── PROVIDED DATA
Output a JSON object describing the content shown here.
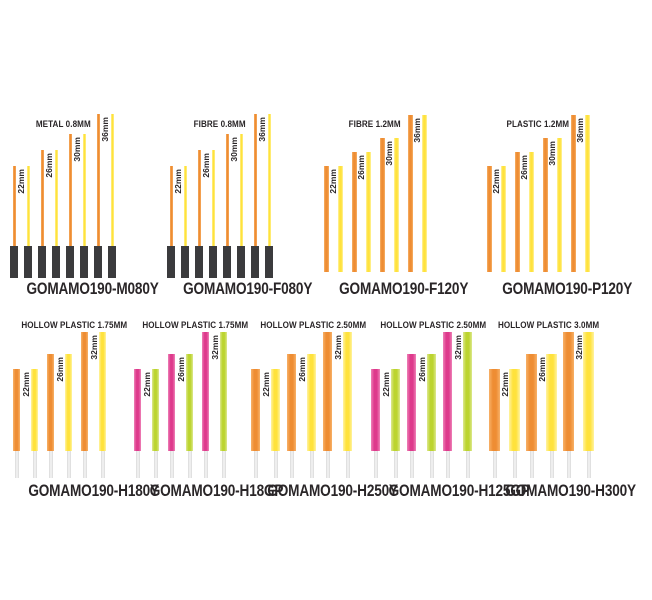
{
  "page": {
    "background": "#ffffff",
    "text_color": "#2a2628"
  },
  "palette": {
    "orange": {
      "center": "#ee8d33",
      "edge": "#f7b168"
    },
    "yellow": {
      "center": "#ffe23c",
      "edge": "#fff3a1"
    },
    "pink": {
      "center": "#de3a8c",
      "edge": "#ee82b8"
    },
    "green": {
      "center": "#bcd42f",
      "edge": "#dce88e"
    },
    "metal_tip": "#3b3b3d",
    "pin_center": "#f5f5f5",
    "pin_edge": "#d9d9d9"
  },
  "chart_data": {
    "type": "bar",
    "unit": "mm",
    "description": "Product length chart: stems shown as paired color bars per available length",
    "groups": [
      {
        "title": "METAL 0.8MM",
        "code": "GOMAMO190-M080Y",
        "material": "METAL",
        "diameter_mm": 0.8,
        "style": "dark-tip",
        "sizes_mm": [
          22,
          26,
          30,
          36
        ],
        "size_labels": [
          "22mm",
          "26mm",
          "30mm",
          "36mm"
        ],
        "pair_colors": [
          "orange",
          "yellow"
        ]
      },
      {
        "title": "FIBRE 0.8MM",
        "code": "GOMAMO190-F080Y",
        "material": "FIBRE",
        "diameter_mm": 0.8,
        "style": "dark-tip",
        "sizes_mm": [
          22,
          26,
          30,
          36
        ],
        "size_labels": [
          "22mm",
          "26mm",
          "30mm",
          "36mm"
        ],
        "pair_colors": [
          "orange",
          "yellow"
        ]
      },
      {
        "title": "FIBRE 1.2MM",
        "code": "GOMAMO190-F120Y",
        "material": "FIBRE",
        "diameter_mm": 1.2,
        "style": "solid",
        "sizes_mm": [
          22,
          26,
          30,
          36
        ],
        "size_labels": [
          "22mm",
          "26mm",
          "30mm",
          "36mm"
        ],
        "pair_colors": [
          "orange",
          "yellow"
        ]
      },
      {
        "title": "PLASTIC 1.2MM",
        "code": "GOMAMO190-P120Y",
        "material": "PLASTIC",
        "diameter_mm": 1.2,
        "style": "solid",
        "sizes_mm": [
          22,
          26,
          30,
          36
        ],
        "size_labels": [
          "22mm",
          "26mm",
          "30mm",
          "36mm"
        ],
        "pair_colors": [
          "orange",
          "yellow"
        ]
      },
      {
        "title": "HOLLOW PLASTIC 1.75MM",
        "code": "GOMAMO190-H180Y",
        "material": "HOLLOW PLASTIC",
        "diameter_mm": 1.75,
        "style": "hollow-pin",
        "sizes_mm": [
          22,
          26,
          32
        ],
        "size_labels": [
          "22mm",
          "26mm",
          "32mm"
        ],
        "pair_colors": [
          "orange",
          "yellow"
        ]
      },
      {
        "title": "HOLLOW PLASTIC 1.75MM",
        "code": "GOMAMO190-H18GP",
        "material": "HOLLOW PLASTIC",
        "diameter_mm": 1.75,
        "style": "hollow-pin",
        "sizes_mm": [
          22,
          26,
          32
        ],
        "size_labels": [
          "22mm",
          "26mm",
          "32mm"
        ],
        "pair_colors": [
          "pink",
          "green"
        ]
      },
      {
        "title": "HOLLOW PLASTIC 2.50MM",
        "code": "GOMAMO190-H250Y",
        "material": "HOLLOW PLASTIC",
        "diameter_mm": 2.5,
        "style": "hollow-pin",
        "sizes_mm": [
          22,
          26,
          32
        ],
        "size_labels": [
          "22mm",
          "26mm",
          "32mm"
        ],
        "pair_colors": [
          "orange",
          "yellow"
        ]
      },
      {
        "title": "HOLLOW PLASTIC 2.50MM",
        "code": "GOMAMO190-H125GP",
        "material": "HOLLOW PLASTIC",
        "diameter_mm": 2.5,
        "style": "hollow-pin",
        "sizes_mm": [
          22,
          26,
          32
        ],
        "size_labels": [
          "22mm",
          "26mm",
          "32mm"
        ],
        "pair_colors": [
          "pink",
          "green"
        ]
      },
      {
        "title": "HOLLOW PLASTIC 3.0MM",
        "code": "GOMAMO190-H300Y",
        "material": "HOLLOW PLASTIC",
        "diameter_mm": 3.0,
        "style": "hollow-pin",
        "sizes_mm": [
          22,
          26,
          32
        ],
        "size_labels": [
          "22mm",
          "26mm",
          "32mm"
        ],
        "pair_colors": [
          "orange",
          "yellow"
        ]
      }
    ]
  }
}
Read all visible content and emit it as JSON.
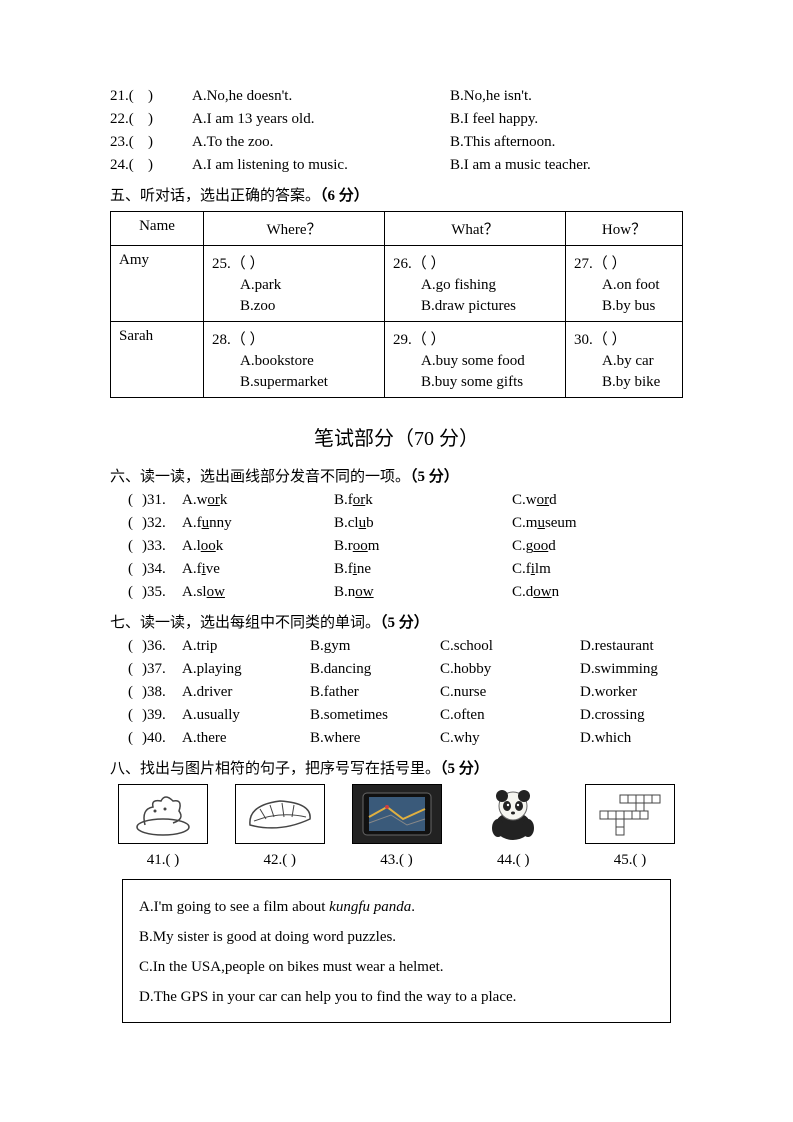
{
  "section4_questions": [
    {
      "num": "21.(",
      "p": ")",
      "a": "A.No,he doesn't.",
      "b": "B.No,he isn't."
    },
    {
      "num": "22.(",
      "p": ")",
      "a": "A.I am 13 years old.",
      "b": "B.I feel happy."
    },
    {
      "num": "23.(",
      "p": ")",
      "a": "A.To the zoo.",
      "b": "B.This afternoon."
    },
    {
      "num": "24.(",
      "p": ")",
      "a": "A.I am listening to music.",
      "b": "B.I am a music teacher."
    }
  ],
  "section5": {
    "title_pre": "五、听对话，选出正确的答案。",
    "title_pts": "（6 分）",
    "headers": {
      "name": "Name",
      "where": "Where？",
      "what": "What？",
      "how": "How？"
    },
    "rows": [
      {
        "name": "Amy",
        "where": {
          "n": "25.（        ）",
          "a": "A.park",
          "b": "B.zoo"
        },
        "what": {
          "n": "26.（        ）",
          "a": "A.go fishing",
          "b": "B.draw pictures"
        },
        "how": {
          "n": "27.（        ）",
          "a": "A.on foot",
          "b": "B.by bus"
        }
      },
      {
        "name": "Sarah",
        "where": {
          "n": "28.（        ）",
          "a": "A.bookstore",
          "b": "B.supermarket"
        },
        "what": {
          "n": "29.（        ）",
          "a": "A.buy some food",
          "b": "B.buy some gifts"
        },
        "how": {
          "n": "30.（        ）",
          "a": "A.by car",
          "b": "B.by bike"
        }
      }
    ]
  },
  "written_title": "笔试部分（70 分）",
  "section6": {
    "title_pre": "六、读一读，选出画线部分发音不同的一项。",
    "title_pts": "（5 分）",
    "items": [
      {
        "n": ")31.",
        "a_pre": "A.w",
        "a_u": "or",
        "a_post": "k",
        "b_pre": "B.f",
        "b_u": "or",
        "b_post": "k",
        "c_pre": "C.w",
        "c_u": "or",
        "c_post": "d"
      },
      {
        "n": ")32.",
        "a_pre": "A.f",
        "a_u": "u",
        "a_post": "nny",
        "b_pre": "B.cl",
        "b_u": "u",
        "b_post": "b",
        "c_pre": "C.m",
        "c_u": "u",
        "c_post": "seum"
      },
      {
        "n": ")33.",
        "a_pre": "A.l",
        "a_u": "oo",
        "a_post": "k",
        "b_pre": "B.r",
        "b_u": "oo",
        "b_post": "m",
        "c_pre": "C.g",
        "c_u": "oo",
        "c_post": "d"
      },
      {
        "n": ")34.",
        "a_pre": "A.f",
        "a_u": "i",
        "a_post": "ve",
        "b_pre": "B.f",
        "b_u": "i",
        "b_post": "ne",
        "c_pre": "C.f",
        "c_u": "i",
        "c_post": "lm"
      },
      {
        "n": ")35.",
        "a_pre": "A.sl",
        "a_u": "ow",
        "a_post": "",
        "b_pre": "B.n",
        "b_u": "ow",
        "b_post": "",
        "c_pre": "C.d",
        "c_u": "ow",
        "c_post": "n"
      }
    ]
  },
  "section7": {
    "title_pre": "七、读一读，选出每组中不同类的单词。",
    "title_pts": "（5 分）",
    "items": [
      {
        "n": ")36.",
        "a": "A.trip",
        "b": "B.gym",
        "c": "C.school",
        "d": "D.restaurant"
      },
      {
        "n": ")37.",
        "a": "A.playing",
        "b": "B.dancing",
        "c": "C.hobby",
        "d": "D.swimming"
      },
      {
        "n": ")38.",
        "a": "A.driver",
        "b": "B.father",
        "c": "C.nurse",
        "d": "D.worker"
      },
      {
        "n": ")39.",
        "a": "A.usually",
        "b": "B.sometimes",
        "c": "C.often",
        "d": "D.crossing"
      },
      {
        "n": ")40.",
        "a": "A.there",
        "b": "B.where",
        "c": "C.why",
        "d": "D.which"
      }
    ]
  },
  "section8": {
    "title_pre": "八、找出与图片相符的句子，把序号写在括号里。",
    "title_pts": "（5 分）",
    "labels": [
      "41.(         )",
      "42.(         )",
      "43.(         )",
      "44.(         )",
      "45.(         )"
    ],
    "choices": {
      "a_pre": "A.I'm going to see a film about ",
      "a_it": "kungfu panda",
      "a_post": ".",
      "b": "B.My sister is good at doing word puzzles.",
      "c": "C.In the USA,people on bikes must wear a helmet.",
      "d": "D.The GPS in your car can help you to find the way to a place."
    }
  },
  "svg": {
    "stroke": "#444",
    "fill_dark": "#555",
    "fill_light": "#ccc"
  }
}
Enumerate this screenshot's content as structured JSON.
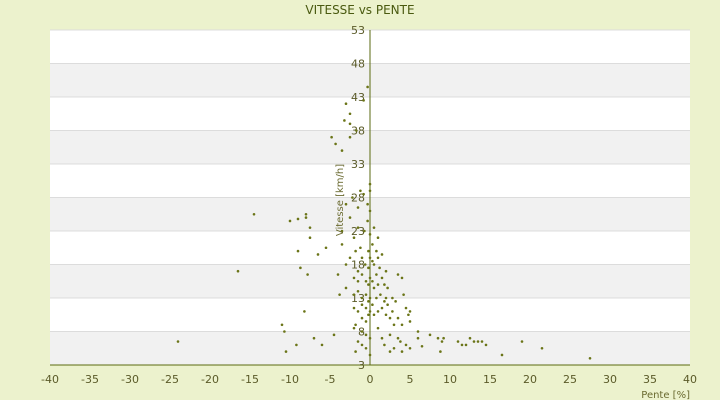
────
● THE EXERCISE: Find each line holding the string "shown" and copy it out.

● PROBLEM SOLUTION:
Output a JSON object describing the content shown here.
    "description": "Product length chart: stems shown as paired color bars per available length",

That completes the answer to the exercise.